**Information given**

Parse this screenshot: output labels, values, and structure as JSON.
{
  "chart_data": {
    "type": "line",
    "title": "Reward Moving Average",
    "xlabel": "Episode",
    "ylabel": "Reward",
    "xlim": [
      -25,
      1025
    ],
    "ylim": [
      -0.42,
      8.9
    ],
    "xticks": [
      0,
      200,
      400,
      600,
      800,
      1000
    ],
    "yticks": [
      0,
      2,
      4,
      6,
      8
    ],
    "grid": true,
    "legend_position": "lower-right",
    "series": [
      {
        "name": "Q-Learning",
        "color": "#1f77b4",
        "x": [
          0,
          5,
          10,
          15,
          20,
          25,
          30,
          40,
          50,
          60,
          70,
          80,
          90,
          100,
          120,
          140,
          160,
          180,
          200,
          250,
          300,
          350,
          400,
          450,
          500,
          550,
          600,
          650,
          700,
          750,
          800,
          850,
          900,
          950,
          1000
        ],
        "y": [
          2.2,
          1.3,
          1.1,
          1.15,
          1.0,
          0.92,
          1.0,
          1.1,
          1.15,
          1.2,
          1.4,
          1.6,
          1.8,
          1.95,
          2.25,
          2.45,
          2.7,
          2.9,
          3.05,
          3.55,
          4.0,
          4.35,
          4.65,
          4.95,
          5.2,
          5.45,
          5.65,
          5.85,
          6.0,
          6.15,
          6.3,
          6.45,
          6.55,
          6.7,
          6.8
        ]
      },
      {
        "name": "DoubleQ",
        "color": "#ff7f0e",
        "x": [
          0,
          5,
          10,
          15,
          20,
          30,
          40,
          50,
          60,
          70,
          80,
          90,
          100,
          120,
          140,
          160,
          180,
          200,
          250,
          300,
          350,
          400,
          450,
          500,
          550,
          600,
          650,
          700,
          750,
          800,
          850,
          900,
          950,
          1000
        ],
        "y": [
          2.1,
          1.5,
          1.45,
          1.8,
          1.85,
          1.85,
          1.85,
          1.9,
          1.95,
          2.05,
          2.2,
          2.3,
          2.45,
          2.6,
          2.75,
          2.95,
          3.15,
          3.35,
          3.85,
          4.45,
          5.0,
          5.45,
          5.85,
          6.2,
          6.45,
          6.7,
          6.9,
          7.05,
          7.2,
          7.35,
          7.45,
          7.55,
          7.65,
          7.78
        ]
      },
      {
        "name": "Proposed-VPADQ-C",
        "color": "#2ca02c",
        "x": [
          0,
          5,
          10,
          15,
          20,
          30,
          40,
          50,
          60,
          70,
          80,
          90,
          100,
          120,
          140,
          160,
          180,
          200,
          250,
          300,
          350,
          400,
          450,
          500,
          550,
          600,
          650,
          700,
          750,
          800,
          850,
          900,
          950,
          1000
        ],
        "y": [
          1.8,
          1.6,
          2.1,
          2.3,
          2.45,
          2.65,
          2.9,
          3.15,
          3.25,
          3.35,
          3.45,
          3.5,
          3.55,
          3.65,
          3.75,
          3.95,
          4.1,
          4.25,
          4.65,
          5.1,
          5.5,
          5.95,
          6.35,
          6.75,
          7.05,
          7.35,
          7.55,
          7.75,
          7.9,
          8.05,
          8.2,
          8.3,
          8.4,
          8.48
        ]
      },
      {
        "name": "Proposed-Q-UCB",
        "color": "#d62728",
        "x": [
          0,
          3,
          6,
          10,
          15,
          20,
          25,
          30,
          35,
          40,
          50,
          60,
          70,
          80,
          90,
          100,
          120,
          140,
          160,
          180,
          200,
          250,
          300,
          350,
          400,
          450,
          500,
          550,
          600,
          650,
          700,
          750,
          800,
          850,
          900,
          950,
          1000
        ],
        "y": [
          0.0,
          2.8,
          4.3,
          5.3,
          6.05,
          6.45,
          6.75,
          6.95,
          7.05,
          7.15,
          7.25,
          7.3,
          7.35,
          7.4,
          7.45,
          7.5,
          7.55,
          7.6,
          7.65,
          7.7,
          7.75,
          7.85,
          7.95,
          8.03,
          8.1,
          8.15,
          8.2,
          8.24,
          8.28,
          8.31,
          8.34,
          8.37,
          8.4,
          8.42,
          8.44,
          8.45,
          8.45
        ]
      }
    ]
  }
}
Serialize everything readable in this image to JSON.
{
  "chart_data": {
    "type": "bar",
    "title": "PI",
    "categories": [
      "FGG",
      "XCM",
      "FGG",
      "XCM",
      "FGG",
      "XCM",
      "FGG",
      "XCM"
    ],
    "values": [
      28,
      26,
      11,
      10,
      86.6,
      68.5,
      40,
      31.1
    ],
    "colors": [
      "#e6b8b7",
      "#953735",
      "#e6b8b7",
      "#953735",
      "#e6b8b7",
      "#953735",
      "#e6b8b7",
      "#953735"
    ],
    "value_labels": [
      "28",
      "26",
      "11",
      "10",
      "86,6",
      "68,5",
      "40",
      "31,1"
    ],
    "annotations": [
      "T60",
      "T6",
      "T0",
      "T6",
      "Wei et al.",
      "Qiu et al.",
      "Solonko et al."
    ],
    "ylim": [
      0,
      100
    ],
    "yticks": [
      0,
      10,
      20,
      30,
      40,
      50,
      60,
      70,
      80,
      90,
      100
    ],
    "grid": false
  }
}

**Exercise instructions**
Write out all the data again, exactly as it appears.

**The solution**
Parse this screenshot: output labels, values, and structure as JSON.
{
  "chart_data": {
    "type": "line",
    "title": "Reward Moving Average",
    "xlabel": "Episode",
    "ylabel": "Reward",
    "xlim": [
      -25,
      1025
    ],
    "ylim": [
      -0.42,
      8.9
    ],
    "xticks": [
      0,
      200,
      400,
      600,
      800,
      1000
    ],
    "yticks": [
      0,
      2,
      4,
      6,
      8
    ],
    "grid": true,
    "legend_position": "lower-right",
    "series": [
      {
        "name": "Q-Learning",
        "color": "#1f77b4",
        "x": [
          0,
          5,
          10,
          15,
          20,
          25,
          30,
          40,
          50,
          60,
          70,
          80,
          90,
          100,
          120,
          140,
          160,
          180,
          200,
          250,
          300,
          350,
          400,
          450,
          500,
          550,
          600,
          650,
          700,
          750,
          800,
          850,
          900,
          950,
          1000
        ],
        "y": [
          2.2,
          1.3,
          1.1,
          1.15,
          1.0,
          0.92,
          1.0,
          1.1,
          1.15,
          1.2,
          1.4,
          1.6,
          1.8,
          1.95,
          2.25,
          2.45,
          2.7,
          2.9,
          3.05,
          3.55,
          4.0,
          4.35,
          4.65,
          4.95,
          5.2,
          5.45,
          5.65,
          5.85,
          6.0,
          6.15,
          6.3,
          6.45,
          6.55,
          6.7,
          6.8
        ]
      },
      {
        "name": "DoubleQ",
        "color": "#ff7f0e",
        "x": [
          0,
          5,
          10,
          15,
          20,
          30,
          40,
          50,
          60,
          70,
          80,
          90,
          100,
          120,
          140,
          160,
          180,
          200,
          250,
          300,
          350,
          400,
          450,
          500,
          550,
          600,
          650,
          700,
          750,
          800,
          850,
          900,
          950,
          1000
        ],
        "y": [
          2.1,
          1.5,
          1.45,
          1.8,
          1.85,
          1.85,
          1.85,
          1.9,
          1.95,
          2.05,
          2.2,
          2.3,
          2.45,
          2.6,
          2.75,
          2.95,
          3.15,
          3.35,
          3.85,
          4.45,
          5.0,
          5.45,
          5.85,
          6.2,
          6.45,
          6.7,
          6.9,
          7.05,
          7.2,
          7.35,
          7.45,
          7.55,
          7.65,
          7.78
        ]
      },
      {
        "name": "Proposed-VPADQ-C",
        "color": "#2ca02c",
        "x": [
          0,
          5,
          10,
          15,
          20,
          30,
          40,
          50,
          60,
          70,
          80,
          90,
          100,
          120,
          140,
          160,
          180,
          200,
          250,
          300,
          350,
          400,
          450,
          500,
          550,
          600,
          650,
          700,
          750,
          800,
          850,
          900,
          950,
          1000
        ],
        "y": [
          1.8,
          1.6,
          2.1,
          2.3,
          2.45,
          2.65,
          2.9,
          3.15,
          3.25,
          3.35,
          3.45,
          3.5,
          3.55,
          3.65,
          3.75,
          3.95,
          4.1,
          4.25,
          4.65,
          5.1,
          5.5,
          5.95,
          6.35,
          6.75,
          7.05,
          7.35,
          7.55,
          7.75,
          7.9,
          8.05,
          8.2,
          8.3,
          8.4,
          8.48
        ]
      },
      {
        "name": "Proposed-Q-UCB",
        "color": "#d62728",
        "x": [
          0,
          3,
          6,
          10,
          15,
          20,
          25,
          30,
          35,
          40,
          50,
          60,
          70,
          80,
          90,
          100,
          120,
          140,
          160,
          180,
          200,
          250,
          300,
          350,
          400,
          450,
          500,
          550,
          600,
          650,
          700,
          750,
          800,
          850,
          900,
          950,
          1000
        ],
        "y": [
          0.0,
          2.8,
          4.3,
          5.3,
          6.05,
          6.45,
          6.75,
          6.95,
          7.05,
          7.15,
          7.25,
          7.3,
          7.35,
          7.4,
          7.45,
          7.5,
          7.55,
          7.6,
          7.65,
          7.7,
          7.75,
          7.85,
          7.95,
          8.03,
          8.1,
          8.15,
          8.2,
          8.24,
          8.28,
          8.31,
          8.34,
          8.37,
          8.4,
          8.42,
          8.44,
          8.45,
          8.45
        ]
      }
    ]
  }
}
Serialize everything readable in this image to JSON.
{
  "chart_data": {
    "type": "bar",
    "title": "PI",
    "categories": [
      "FGG",
      "XCM",
      "FGG",
      "XCM",
      "FGG",
      "XCM",
      "FGG",
      "XCM"
    ],
    "values": [
      28,
      26,
      11,
      10,
      86.6,
      68.5,
      40,
      31.1
    ],
    "colors": [
      "#e6b8b7",
      "#953735",
      "#e6b8b7",
      "#953735",
      "#e6b8b7",
      "#953735",
      "#e6b8b7",
      "#953735"
    ],
    "value_labels": [
      "28",
      "26",
      "11",
      "10",
      "86,6",
      "68,5",
      "40",
      "31,1"
    ],
    "annotations": [
      "T60",
      "T6",
      "T0",
      "T6",
      "Wei et al.",
      "Qiu et al.",
      "Solonko et al."
    ],
    "ylim": [
      0,
      100
    ],
    "yticks": [
      0,
      10,
      20,
      30,
      40,
      50,
      60,
      70,
      80,
      90,
      100
    ],
    "grid": false
  }
}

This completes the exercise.